>> Start Exercise materials
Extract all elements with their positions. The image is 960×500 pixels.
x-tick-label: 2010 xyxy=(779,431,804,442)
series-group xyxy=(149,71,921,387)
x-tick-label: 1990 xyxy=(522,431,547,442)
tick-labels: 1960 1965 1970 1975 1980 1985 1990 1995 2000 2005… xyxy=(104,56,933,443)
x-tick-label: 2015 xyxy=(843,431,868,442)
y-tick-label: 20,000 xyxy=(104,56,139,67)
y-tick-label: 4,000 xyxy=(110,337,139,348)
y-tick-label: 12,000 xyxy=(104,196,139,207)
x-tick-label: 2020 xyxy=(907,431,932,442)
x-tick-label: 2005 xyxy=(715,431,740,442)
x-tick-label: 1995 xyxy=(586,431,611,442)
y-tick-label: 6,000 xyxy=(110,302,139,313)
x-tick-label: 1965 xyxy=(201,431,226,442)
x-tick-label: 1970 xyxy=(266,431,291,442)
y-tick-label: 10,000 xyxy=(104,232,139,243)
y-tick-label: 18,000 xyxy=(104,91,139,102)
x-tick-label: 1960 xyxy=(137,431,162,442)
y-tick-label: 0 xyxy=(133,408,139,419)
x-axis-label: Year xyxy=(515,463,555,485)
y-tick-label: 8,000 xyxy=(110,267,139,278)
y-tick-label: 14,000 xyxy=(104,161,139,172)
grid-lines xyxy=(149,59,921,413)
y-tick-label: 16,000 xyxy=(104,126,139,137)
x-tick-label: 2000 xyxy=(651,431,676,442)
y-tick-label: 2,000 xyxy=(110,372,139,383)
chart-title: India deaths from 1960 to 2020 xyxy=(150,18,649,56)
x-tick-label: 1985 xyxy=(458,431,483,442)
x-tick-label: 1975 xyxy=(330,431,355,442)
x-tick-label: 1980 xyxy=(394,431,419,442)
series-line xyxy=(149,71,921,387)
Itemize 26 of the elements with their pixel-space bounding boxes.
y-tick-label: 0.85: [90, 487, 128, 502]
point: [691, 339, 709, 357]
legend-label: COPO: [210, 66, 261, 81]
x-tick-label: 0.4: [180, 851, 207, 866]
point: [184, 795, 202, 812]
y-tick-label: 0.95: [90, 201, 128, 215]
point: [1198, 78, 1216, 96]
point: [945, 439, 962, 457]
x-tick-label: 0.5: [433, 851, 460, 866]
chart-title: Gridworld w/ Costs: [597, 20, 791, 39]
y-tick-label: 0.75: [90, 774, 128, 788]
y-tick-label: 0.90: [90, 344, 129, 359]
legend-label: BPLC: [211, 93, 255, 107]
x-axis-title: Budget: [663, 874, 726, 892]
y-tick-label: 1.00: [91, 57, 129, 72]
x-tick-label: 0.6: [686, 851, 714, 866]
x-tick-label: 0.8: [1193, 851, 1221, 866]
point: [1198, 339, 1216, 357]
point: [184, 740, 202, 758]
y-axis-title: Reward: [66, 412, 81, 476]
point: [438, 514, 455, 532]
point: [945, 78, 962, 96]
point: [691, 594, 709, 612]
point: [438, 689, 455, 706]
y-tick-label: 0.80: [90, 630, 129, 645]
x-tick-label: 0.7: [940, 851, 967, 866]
>> End Exercise materials
### Given exercise
Rename "x-tick-label" to "x-axis-tick" throughout the listing, and reproduce every line with nothing else changed.

### Response below
Extract all elements with their positions. The image is 960×500 pixels.
x-axis-tick: 2010 xyxy=(779,431,804,442)
series-group xyxy=(149,71,921,387)
x-axis-tick: 1990 xyxy=(522,431,547,442)
tick-labels: 1960 1965 1970 1975 1980 1985 1990 1995 2000 2005… xyxy=(104,56,933,443)
x-axis-tick: 2015 xyxy=(843,431,868,442)
y-tick-label: 20,000 xyxy=(104,56,139,67)
y-tick-label: 4,000 xyxy=(110,337,139,348)
y-tick-label: 12,000 xyxy=(104,196,139,207)
x-axis-tick: 2020 xyxy=(907,431,932,442)
x-axis-tick: 2005 xyxy=(715,431,740,442)
x-axis-tick: 1995 xyxy=(586,431,611,442)
y-tick-label: 6,000 xyxy=(110,302,139,313)
x-axis-tick: 1965 xyxy=(201,431,226,442)
x-axis-tick: 1970 xyxy=(266,431,291,442)
y-tick-label: 10,000 xyxy=(104,232,139,243)
y-tick-label: 18,000 xyxy=(104,91,139,102)
x-axis-tick: 1960 xyxy=(137,431,162,442)
y-tick-label: 0 xyxy=(133,408,139,419)
x-axis-label: Year xyxy=(515,463,555,485)
y-tick-label: 8,000 xyxy=(110,267,139,278)
y-tick-label: 14,000 xyxy=(104,161,139,172)
grid-lines xyxy=(149,59,921,413)
y-tick-label: 16,000 xyxy=(104,126,139,137)
x-axis-tick: 2000 xyxy=(651,431,676,442)
y-tick-label: 2,000 xyxy=(110,372,139,383)
chart-title: India deaths from 1960 to 2020 xyxy=(150,18,649,56)
x-axis-tick: 1985 xyxy=(458,431,483,442)
x-axis-tick: 1975 xyxy=(330,431,355,442)
x-axis-tick: 1980 xyxy=(394,431,419,442)
series-line xyxy=(149,71,921,387)
Itemize 26 of the elements with their pixel-space bounding boxes.
y-tick-label: 0.85: [90, 487, 128, 502]
point: [691, 339, 709, 357]
legend-label: COPO: [210, 66, 261, 81]
x-axis-tick: 0.4: [180, 851, 207, 866]
point: [184, 795, 202, 812]
y-tick-label: 0.95: [90, 201, 128, 215]
point: [1198, 78, 1216, 96]
point: [945, 439, 962, 457]
x-axis-tick: 0.5: [433, 851, 460, 866]
chart-title: Gridworld w/ Costs: [597, 20, 791, 39]
y-tick-label: 0.75: [90, 774, 128, 788]
y-tick-label: 0.90: [90, 344, 129, 359]
legend-label: BPLC: [211, 93, 255, 107]
x-axis-title: Budget: [663, 874, 726, 892]
y-tick-label: 1.00: [91, 57, 129, 72]
x-axis-tick: 0.6: [686, 851, 714, 866]
x-axis-tick: 0.8: [1193, 851, 1221, 866]
point: [1198, 339, 1216, 357]
point: [184, 740, 202, 758]
y-axis-title: Reward: [66, 412, 81, 476]
point: [438, 514, 455, 532]
point: [945, 78, 962, 96]
point: [691, 594, 709, 612]
point: [438, 689, 455, 706]
y-tick-label: 0.80: [90, 630, 129, 645]
x-axis-tick: 0.7: [940, 851, 967, 866]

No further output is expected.